Extracted data entries

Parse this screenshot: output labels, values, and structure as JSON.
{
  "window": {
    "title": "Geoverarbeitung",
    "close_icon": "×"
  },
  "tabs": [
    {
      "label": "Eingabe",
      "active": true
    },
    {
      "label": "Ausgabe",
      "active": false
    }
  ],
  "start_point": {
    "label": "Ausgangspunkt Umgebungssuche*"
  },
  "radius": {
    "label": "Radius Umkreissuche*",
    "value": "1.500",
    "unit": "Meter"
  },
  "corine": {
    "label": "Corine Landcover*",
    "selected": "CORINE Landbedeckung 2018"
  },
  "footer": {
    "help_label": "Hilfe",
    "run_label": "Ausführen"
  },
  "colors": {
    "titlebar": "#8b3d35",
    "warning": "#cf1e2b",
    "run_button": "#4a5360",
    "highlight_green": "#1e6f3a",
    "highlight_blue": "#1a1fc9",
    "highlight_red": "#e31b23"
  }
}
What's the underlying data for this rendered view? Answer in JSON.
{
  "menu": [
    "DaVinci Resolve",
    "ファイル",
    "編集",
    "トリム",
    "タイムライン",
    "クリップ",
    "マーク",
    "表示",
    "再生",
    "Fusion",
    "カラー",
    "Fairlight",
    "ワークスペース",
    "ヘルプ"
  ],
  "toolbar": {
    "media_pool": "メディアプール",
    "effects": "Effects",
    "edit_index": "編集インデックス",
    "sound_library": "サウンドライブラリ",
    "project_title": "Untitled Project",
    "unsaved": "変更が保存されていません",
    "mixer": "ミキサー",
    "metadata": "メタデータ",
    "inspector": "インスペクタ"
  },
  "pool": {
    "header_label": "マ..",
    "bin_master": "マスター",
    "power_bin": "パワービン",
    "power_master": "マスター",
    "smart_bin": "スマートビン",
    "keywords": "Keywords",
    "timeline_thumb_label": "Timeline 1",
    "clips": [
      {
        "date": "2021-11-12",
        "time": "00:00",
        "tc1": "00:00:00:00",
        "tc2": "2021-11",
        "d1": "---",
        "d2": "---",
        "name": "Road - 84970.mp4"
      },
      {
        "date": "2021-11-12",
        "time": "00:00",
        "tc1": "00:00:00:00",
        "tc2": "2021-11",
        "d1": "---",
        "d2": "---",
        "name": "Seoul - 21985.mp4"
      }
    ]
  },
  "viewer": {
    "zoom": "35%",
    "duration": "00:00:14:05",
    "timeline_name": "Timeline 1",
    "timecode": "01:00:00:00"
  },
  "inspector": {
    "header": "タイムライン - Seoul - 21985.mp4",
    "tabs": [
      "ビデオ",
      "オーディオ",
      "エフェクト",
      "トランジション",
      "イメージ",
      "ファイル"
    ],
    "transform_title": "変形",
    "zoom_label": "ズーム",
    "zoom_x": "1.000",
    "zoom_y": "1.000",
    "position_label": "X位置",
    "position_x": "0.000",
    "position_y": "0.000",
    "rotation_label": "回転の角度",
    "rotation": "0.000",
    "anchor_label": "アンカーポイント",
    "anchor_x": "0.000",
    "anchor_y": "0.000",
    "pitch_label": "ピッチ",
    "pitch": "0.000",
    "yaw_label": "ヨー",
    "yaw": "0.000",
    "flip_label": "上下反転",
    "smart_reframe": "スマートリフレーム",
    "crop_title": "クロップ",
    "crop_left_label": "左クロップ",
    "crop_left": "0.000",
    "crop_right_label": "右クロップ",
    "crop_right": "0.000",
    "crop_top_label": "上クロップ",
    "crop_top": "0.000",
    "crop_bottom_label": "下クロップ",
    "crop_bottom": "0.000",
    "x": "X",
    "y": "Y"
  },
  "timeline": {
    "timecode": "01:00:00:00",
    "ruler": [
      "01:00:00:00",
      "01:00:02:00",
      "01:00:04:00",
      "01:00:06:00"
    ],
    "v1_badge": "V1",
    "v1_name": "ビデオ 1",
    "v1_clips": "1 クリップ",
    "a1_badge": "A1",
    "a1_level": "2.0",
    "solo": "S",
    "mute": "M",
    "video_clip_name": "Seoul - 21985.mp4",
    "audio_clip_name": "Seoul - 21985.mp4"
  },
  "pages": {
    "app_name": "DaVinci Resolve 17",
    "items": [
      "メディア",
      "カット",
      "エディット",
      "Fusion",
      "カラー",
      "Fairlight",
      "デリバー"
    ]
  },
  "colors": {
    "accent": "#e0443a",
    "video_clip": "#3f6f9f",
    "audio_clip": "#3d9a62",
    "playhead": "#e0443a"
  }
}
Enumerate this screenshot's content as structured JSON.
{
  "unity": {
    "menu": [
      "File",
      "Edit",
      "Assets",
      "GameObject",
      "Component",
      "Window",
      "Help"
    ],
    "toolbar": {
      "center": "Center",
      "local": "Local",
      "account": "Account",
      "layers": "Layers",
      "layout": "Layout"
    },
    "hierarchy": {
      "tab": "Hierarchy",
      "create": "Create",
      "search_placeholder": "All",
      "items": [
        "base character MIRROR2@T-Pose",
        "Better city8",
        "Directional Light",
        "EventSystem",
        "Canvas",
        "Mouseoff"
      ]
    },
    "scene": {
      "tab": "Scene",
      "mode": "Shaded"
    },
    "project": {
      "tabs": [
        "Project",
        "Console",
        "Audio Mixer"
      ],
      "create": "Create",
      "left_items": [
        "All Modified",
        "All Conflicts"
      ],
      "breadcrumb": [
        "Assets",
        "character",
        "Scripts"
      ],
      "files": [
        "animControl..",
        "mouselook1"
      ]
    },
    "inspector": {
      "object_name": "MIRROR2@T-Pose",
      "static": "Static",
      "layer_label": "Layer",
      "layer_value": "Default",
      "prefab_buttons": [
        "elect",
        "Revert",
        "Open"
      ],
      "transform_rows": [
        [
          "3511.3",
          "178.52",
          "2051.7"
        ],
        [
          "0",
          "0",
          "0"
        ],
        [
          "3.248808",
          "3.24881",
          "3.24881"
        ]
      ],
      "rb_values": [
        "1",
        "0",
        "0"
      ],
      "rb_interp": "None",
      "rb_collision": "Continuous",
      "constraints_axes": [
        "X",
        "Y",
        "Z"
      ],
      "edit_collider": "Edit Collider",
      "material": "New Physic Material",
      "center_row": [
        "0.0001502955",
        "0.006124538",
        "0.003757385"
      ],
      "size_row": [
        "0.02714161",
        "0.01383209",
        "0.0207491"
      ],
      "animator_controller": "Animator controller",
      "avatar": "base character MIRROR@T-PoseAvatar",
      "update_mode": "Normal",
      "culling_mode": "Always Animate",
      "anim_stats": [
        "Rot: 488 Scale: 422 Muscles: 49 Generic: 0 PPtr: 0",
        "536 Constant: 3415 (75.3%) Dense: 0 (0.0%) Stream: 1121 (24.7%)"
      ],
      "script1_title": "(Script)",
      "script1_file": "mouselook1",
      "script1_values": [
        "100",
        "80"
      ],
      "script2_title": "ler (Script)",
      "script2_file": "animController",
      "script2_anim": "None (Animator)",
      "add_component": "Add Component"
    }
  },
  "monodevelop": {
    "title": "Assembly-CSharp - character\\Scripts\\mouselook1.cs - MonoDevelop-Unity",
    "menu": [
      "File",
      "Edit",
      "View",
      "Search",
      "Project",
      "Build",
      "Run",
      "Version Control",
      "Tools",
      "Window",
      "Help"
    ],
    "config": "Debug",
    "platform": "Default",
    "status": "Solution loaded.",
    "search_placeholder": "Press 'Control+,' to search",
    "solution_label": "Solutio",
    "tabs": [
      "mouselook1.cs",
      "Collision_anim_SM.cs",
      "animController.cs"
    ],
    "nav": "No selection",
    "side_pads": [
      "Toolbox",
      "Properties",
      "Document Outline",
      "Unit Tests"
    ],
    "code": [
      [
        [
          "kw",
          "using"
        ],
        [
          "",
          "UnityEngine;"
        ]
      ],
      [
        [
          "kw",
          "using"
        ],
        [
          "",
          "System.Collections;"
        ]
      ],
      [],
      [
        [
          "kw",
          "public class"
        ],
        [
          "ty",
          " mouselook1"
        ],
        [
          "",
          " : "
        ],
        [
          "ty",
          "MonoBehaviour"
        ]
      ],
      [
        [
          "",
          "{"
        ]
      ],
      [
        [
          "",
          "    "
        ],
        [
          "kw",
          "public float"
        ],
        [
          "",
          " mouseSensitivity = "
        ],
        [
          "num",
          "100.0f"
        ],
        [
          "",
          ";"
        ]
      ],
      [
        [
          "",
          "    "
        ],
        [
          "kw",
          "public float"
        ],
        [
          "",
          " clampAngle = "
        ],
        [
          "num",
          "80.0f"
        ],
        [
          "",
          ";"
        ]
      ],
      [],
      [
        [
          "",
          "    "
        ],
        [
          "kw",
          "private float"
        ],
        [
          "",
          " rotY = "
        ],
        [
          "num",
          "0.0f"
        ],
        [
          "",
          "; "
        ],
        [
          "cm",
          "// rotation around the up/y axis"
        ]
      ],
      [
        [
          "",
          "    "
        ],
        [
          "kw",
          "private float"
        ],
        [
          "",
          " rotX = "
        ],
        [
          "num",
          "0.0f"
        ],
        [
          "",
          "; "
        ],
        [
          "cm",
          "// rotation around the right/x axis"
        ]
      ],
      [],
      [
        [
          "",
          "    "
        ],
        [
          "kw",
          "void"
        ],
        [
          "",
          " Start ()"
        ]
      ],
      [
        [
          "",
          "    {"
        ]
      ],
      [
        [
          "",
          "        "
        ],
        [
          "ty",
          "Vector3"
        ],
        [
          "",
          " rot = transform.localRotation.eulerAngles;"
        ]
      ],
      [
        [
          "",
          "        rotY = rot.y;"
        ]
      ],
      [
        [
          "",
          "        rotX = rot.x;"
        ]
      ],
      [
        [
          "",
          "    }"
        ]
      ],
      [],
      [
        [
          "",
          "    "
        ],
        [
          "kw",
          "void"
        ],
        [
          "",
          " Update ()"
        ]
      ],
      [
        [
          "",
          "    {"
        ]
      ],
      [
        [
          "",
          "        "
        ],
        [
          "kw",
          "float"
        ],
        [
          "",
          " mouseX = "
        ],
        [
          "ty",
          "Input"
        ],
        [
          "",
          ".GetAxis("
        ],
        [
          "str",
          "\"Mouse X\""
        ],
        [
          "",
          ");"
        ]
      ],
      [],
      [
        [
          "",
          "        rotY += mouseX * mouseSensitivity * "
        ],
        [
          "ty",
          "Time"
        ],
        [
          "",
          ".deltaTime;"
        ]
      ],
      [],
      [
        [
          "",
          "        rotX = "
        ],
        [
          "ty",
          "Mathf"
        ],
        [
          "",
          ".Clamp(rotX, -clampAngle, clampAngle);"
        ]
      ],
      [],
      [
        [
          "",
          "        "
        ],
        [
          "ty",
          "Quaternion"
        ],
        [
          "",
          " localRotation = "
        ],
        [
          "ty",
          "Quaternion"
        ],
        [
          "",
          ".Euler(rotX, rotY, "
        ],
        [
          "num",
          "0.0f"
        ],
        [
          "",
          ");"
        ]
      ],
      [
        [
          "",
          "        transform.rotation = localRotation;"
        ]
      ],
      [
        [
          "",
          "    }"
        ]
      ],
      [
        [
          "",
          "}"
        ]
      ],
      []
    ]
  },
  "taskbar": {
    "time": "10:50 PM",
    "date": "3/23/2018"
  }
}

> [SHORT TASK]: Find all the lines containing "mouseSensitivity" in the material, then copy them.

> [TASK OUTPUT]:
          " mouseSensitivity = "
          "        rotY += mouseX * mouseSensitivity * "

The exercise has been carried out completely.